▶ **What you need to do**:
Repeat the material verbatim and drop the pictures.

▶ **Data provided**:
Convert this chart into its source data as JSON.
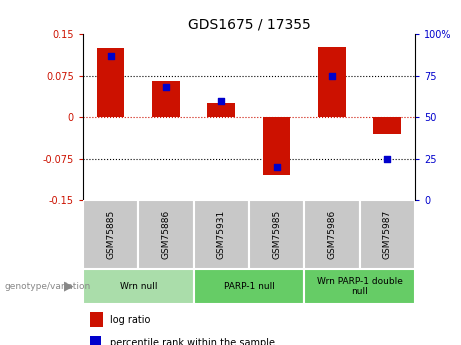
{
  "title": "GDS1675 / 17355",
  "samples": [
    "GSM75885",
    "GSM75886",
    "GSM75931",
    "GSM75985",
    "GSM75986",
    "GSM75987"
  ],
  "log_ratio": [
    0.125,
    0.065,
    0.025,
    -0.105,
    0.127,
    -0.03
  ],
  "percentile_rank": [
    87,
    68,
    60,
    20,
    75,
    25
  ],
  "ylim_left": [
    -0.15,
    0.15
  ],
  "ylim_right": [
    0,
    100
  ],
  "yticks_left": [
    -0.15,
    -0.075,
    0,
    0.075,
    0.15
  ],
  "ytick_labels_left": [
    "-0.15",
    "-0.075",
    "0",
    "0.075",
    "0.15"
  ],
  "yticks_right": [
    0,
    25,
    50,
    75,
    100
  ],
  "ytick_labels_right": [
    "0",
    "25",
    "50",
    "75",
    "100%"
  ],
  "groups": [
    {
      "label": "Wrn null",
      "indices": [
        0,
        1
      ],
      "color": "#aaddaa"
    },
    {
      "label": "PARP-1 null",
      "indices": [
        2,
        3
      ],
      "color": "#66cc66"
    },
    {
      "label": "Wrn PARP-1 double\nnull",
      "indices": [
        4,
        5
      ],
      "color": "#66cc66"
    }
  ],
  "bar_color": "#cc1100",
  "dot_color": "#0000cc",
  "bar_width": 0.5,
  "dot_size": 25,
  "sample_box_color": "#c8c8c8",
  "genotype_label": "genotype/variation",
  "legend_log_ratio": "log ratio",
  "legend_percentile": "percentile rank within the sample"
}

▶ **Task response**:
Convert this chart into its source data as JSON.
{
  "title": "GDS1675 / 17355",
  "samples": [
    "GSM75885",
    "GSM75886",
    "GSM75931",
    "GSM75985",
    "GSM75986",
    "GSM75987"
  ],
  "log_ratio": [
    0.125,
    0.065,
    0.025,
    -0.105,
    0.127,
    -0.03
  ],
  "percentile_rank": [
    87,
    68,
    60,
    20,
    75,
    25
  ],
  "ylim_left": [
    -0.15,
    0.15
  ],
  "ylim_right": [
    0,
    100
  ],
  "yticks_left": [
    -0.15,
    -0.075,
    0,
    0.075,
    0.15
  ],
  "ytick_labels_left": [
    "-0.15",
    "-0.075",
    "0",
    "0.075",
    "0.15"
  ],
  "yticks_right": [
    0,
    25,
    50,
    75,
    100
  ],
  "ytick_labels_right": [
    "0",
    "25",
    "50",
    "75",
    "100%"
  ],
  "groups": [
    {
      "label": "Wrn null",
      "indices": [
        0,
        1
      ],
      "color": "#aaddaa"
    },
    {
      "label": "PARP-1 null",
      "indices": [
        2,
        3
      ],
      "color": "#66cc66"
    },
    {
      "label": "Wrn PARP-1 double\nnull",
      "indices": [
        4,
        5
      ],
      "color": "#66cc66"
    }
  ],
  "bar_color": "#cc1100",
  "dot_color": "#0000cc",
  "bar_width": 0.5,
  "dot_size": 25,
  "sample_box_color": "#c8c8c8",
  "genotype_label": "genotype/variation",
  "legend_log_ratio": "log ratio",
  "legend_percentile": "percentile rank within the sample"
}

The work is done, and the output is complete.